DATASET RECORDS:

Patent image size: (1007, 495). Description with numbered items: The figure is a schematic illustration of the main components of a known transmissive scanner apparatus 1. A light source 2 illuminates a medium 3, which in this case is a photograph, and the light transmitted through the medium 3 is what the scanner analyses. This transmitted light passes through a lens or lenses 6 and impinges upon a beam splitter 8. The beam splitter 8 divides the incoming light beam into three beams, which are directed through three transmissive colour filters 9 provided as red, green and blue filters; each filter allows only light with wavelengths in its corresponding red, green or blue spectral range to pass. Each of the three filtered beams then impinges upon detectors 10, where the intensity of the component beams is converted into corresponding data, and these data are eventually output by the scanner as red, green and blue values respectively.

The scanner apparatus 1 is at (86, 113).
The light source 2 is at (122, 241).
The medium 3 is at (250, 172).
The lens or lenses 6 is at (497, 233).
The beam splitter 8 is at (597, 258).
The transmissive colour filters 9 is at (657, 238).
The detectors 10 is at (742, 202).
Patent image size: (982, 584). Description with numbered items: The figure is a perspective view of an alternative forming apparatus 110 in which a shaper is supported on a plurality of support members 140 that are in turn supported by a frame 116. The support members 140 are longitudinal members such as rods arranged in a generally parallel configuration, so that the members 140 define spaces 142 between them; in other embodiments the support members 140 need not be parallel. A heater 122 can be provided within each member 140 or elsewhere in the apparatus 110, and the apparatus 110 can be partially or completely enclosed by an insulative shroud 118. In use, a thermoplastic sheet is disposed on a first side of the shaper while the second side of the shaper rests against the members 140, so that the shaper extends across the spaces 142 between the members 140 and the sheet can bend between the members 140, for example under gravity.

WHAT IS NEEDED:
Copy all of the rows above word for word, in the same order.

RESULT:
Patent image size: (1007, 495). Description with numbered items: The figure is a schematic illustration of the main components of a known transmissive scanner apparatus 1. A light source 2 illuminates a medium 3, which in this case is a photograph, and the light transmitted through the medium 3 is what the scanner analyses. This transmitted light passes through a lens or lenses 6 and impinges upon a beam splitter 8. The beam splitter 8 divides the incoming light beam into three beams, which are directed through three transmissive colour filters 9 provided as red, green and blue filters; each filter allows only light with wavelengths in its corresponding red, green or blue spectral range to pass. Each of the three filtered beams then impinges upon detectors 10, where the intensity of the component beams is converted into corresponding data, and these data are eventually output by the scanner as red, green and blue values respectively.

The scanner apparatus 1 is at (86, 113).
The light source 2 is at (122, 241).
The medium 3 is at (250, 172).
The lens or lenses 6 is at (497, 233).
The beam splitter 8 is at (597, 258).
The transmissive colour filters 9 is at (657, 238).
The detectors 10 is at (742, 202).
Patent image size: (982, 584). Description with numbered items: The figure is a perspective view of an alternative forming apparatus 110 in which a shaper is supported on a plurality of support members 140 that are in turn supported by a frame 116. The support members 140 are longitudinal members such as rods arranged in a generally parallel configuration, so that the members 140 define spaces 142 between them; in other embodiments the support members 140 need not be parallel. A heater 122 can be provided within each member 140 or elsewhere in the apparatus 110, and the apparatus 110 can be partially or completely enclosed by an insulative shroud 118. In use, a thermoplastic sheet is disposed on a first side of the shaper while the second side of the shaper rests against the members 140, so that the shaper extends across the spaces 142 between the members 140 and the sheet can bend between the members 140, for example under gravity.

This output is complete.